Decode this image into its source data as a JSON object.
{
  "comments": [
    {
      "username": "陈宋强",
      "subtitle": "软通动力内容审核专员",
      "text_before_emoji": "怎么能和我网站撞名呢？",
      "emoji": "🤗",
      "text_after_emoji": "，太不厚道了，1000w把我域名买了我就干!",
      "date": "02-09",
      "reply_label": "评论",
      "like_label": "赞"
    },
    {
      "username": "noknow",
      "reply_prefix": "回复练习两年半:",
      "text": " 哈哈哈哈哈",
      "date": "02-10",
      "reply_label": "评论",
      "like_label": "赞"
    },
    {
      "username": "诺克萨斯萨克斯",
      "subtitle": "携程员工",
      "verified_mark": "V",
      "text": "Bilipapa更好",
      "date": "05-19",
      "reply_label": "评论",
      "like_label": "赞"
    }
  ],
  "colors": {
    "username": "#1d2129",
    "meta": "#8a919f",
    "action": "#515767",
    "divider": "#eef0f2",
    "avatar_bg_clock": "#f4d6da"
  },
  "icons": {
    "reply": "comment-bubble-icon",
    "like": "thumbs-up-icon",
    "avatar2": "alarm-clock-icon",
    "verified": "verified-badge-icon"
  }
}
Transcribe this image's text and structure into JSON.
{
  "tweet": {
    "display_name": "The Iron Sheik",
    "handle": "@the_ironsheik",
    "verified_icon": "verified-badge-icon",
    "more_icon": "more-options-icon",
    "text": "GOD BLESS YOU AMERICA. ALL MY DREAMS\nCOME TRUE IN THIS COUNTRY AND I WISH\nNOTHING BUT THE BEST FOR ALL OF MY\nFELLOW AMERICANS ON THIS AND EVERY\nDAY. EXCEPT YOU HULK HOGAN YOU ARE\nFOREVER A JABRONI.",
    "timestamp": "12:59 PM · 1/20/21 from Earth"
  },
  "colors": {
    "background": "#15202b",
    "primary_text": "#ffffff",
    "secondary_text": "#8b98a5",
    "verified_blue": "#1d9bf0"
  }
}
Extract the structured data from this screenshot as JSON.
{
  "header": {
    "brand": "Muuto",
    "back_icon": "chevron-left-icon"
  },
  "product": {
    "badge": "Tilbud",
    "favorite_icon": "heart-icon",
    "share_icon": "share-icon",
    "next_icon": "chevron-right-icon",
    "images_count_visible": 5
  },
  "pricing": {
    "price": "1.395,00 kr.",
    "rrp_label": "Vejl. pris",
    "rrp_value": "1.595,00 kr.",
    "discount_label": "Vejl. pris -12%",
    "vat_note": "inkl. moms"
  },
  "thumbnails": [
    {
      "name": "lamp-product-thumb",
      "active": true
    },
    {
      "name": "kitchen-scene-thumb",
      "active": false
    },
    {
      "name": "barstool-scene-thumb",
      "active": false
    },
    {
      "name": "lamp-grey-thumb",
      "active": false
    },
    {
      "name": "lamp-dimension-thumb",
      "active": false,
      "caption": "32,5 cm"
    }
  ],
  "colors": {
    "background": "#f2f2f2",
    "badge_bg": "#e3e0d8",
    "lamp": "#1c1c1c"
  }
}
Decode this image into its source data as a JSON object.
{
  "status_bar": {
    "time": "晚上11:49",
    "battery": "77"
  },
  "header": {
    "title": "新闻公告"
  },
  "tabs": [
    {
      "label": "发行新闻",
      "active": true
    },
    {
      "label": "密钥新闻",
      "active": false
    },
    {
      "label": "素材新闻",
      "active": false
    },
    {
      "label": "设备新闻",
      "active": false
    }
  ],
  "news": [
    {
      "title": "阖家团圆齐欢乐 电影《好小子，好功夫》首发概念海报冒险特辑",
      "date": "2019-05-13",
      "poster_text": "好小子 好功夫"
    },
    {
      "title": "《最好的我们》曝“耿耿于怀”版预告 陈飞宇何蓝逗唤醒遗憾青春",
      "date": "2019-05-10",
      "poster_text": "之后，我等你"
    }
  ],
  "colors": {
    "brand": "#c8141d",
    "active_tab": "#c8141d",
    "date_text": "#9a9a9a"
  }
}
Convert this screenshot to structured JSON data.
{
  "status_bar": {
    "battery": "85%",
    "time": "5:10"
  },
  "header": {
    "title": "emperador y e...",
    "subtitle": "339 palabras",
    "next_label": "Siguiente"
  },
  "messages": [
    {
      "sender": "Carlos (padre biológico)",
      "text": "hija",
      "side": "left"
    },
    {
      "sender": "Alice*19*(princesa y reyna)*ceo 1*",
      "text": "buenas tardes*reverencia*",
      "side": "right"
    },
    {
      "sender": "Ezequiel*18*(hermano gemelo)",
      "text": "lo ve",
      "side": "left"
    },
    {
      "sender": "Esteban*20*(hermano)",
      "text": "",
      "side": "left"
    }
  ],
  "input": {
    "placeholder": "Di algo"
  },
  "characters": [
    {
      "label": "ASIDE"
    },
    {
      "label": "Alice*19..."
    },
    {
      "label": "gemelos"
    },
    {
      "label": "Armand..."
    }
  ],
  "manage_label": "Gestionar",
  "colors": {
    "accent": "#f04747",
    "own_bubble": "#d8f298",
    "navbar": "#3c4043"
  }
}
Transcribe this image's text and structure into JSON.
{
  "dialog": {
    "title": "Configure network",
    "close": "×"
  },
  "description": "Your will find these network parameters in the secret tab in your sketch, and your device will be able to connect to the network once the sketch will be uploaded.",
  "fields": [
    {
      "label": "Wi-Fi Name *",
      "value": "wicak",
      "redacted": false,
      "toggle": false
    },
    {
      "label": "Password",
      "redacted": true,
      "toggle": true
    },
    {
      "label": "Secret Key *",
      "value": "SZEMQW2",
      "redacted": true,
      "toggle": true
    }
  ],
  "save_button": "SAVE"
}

### What needs to be done:
Write out all the lines again, exactly as they are.

### Exercise output:
Decode this image into its source data as a JSON object.
{
  "comments": [
    {
      "username": "陈宋强",
      "subtitle": "软通动力内容审核专员",
      "text_before_emoji": "怎么能和我网站撞名呢？",
      "emoji": "🤗",
      "text_after_emoji": "，太不厚道了，1000w把我域名买了我就干!",
      "date": "02-09",
      "reply_label": "评论",
      "like_label": "赞"
    },
    {
      "username": "noknow",
      "reply_prefix": "回复练习两年半:",
      "text": " 哈哈哈哈哈",
      "date": "02-10",
      "reply_label": "评论",
      "like_label": "赞"
    },
    {
      "username": "诺克萨斯萨克斯",
      "subtitle": "携程员工",
      "verified_mark": "V",
      "text": "Bilipapa更好",
      "date": "05-19",
      "reply_label": "评论",
      "like_label": "赞"
    }
  ],
  "colors": {
    "username": "#1d2129",
    "meta": "#8a919f",
    "action": "#515767",
    "divider": "#eef0f2",
    "avatar_bg_clock": "#f4d6da"
  },
  "icons": {
    "reply": "comment-bubble-icon",
    "like": "thumbs-up-icon",
    "avatar2": "alarm-clock-icon",
    "verified": "verified-badge-icon"
  }
}
Transcribe this image's text and structure into JSON.
{
  "tweet": {
    "display_name": "The Iron Sheik",
    "handle": "@the_ironsheik",
    "verified_icon": "verified-badge-icon",
    "more_icon": "more-options-icon",
    "text": "GOD BLESS YOU AMERICA. ALL MY DREAMS\nCOME TRUE IN THIS COUNTRY AND I WISH\nNOTHING BUT THE BEST FOR ALL OF MY\nFELLOW AMERICANS ON THIS AND EVERY\nDAY. EXCEPT YOU HULK HOGAN YOU ARE\nFOREVER A JABRONI.",
    "timestamp": "12:59 PM · 1/20/21 from Earth"
  },
  "colors": {
    "background": "#15202b",
    "primary_text": "#ffffff",
    "secondary_text": "#8b98a5",
    "verified_blue": "#1d9bf0"
  }
}
Extract the structured data from this screenshot as JSON.
{
  "header": {
    "brand": "Muuto",
    "back_icon": "chevron-left-icon"
  },
  "product": {
    "badge": "Tilbud",
    "favorite_icon": "heart-icon",
    "share_icon": "share-icon",
    "next_icon": "chevron-right-icon",
    "images_count_visible": 5
  },
  "pricing": {
    "price": "1.395,00 kr.",
    "rrp_label": "Vejl. pris",
    "rrp_value": "1.595,00 kr.",
    "discount_label": "Vejl. pris -12%",
    "vat_note": "inkl. moms"
  },
  "thumbnails": [
    {
      "name": "lamp-product-thumb",
      "active": true
    },
    {
      "name": "kitchen-scene-thumb",
      "active": false
    },
    {
      "name": "barstool-scene-thumb",
      "active": false
    },
    {
      "name": "lamp-grey-thumb",
      "active": false
    },
    {
      "name": "lamp-dimension-thumb",
      "active": false,
      "caption": "32,5 cm"
    }
  ],
  "colors": {
    "background": "#f2f2f2",
    "badge_bg": "#e3e0d8",
    "lamp": "#1c1c1c"
  }
}
Decode this image into its source data as a JSON object.
{
  "status_bar": {
    "time": "晚上11:49",
    "battery": "77"
  },
  "header": {
    "title": "新闻公告"
  },
  "tabs": [
    {
      "label": "发行新闻",
      "active": true
    },
    {
      "label": "密钥新闻",
      "active": false
    },
    {
      "label": "素材新闻",
      "active": false
    },
    {
      "label": "设备新闻",
      "active": false
    }
  ],
  "news": [
    {
      "title": "阖家团圆齐欢乐 电影《好小子，好功夫》首发概念海报冒险特辑",
      "date": "2019-05-13",
      "poster_text": "好小子 好功夫"
    },
    {
      "title": "《最好的我们》曝“耿耿于怀”版预告 陈飞宇何蓝逗唤醒遗憾青春",
      "date": "2019-05-10",
      "poster_text": "之后，我等你"
    }
  ],
  "colors": {
    "brand": "#c8141d",
    "active_tab": "#c8141d",
    "date_text": "#9a9a9a"
  }
}
Convert this screenshot to structured JSON data.
{
  "status_bar": {
    "battery": "85%",
    "time": "5:10"
  },
  "header": {
    "title": "emperador y e...",
    "subtitle": "339 palabras",
    "next_label": "Siguiente"
  },
  "messages": [
    {
      "sender": "Carlos (padre biológico)",
      "text": "hija",
      "side": "left"
    },
    {
      "sender": "Alice*19*(princesa y reyna)*ceo 1*",
      "text": "buenas tardes*reverencia*",
      "side": "right"
    },
    {
      "sender": "Ezequiel*18*(hermano gemelo)",
      "text": "lo ve",
      "side": "left"
    },
    {
      "sender": "Esteban*20*(hermano)",
      "text": "",
      "side": "left"
    }
  ],
  "input": {
    "placeholder": "Di algo"
  },
  "characters": [
    {
      "label": "ASIDE"
    },
    {
      "label": "Alice*19..."
    },
    {
      "label": "gemelos"
    },
    {
      "label": "Armand..."
    }
  ],
  "manage_label": "Gestionar",
  "colors": {
    "accent": "#f04747",
    "own_bubble": "#d8f298",
    "navbar": "#3c4043"
  }
}
Transcribe this image's text and structure into JSON.
{
  "dialog": {
    "title": "Configure network",
    "close": "×"
  },
  "description": "Your will find these network parameters in the secret tab in your sketch, and your device will be able to connect to the network once the sketch will be uploaded.",
  "fields": [
    {
      "label": "Wi-Fi Name *",
      "value": "wicak",
      "redacted": false,
      "toggle": false
    },
    {
      "label": "Password",
      "redacted": true,
      "toggle": true
    },
    {
      "label": "Secret Key *",
      "value": "SZEMQW2",
      "redacted": true,
      "toggle": true
    }
  ],
  "save_button": "SAVE"
}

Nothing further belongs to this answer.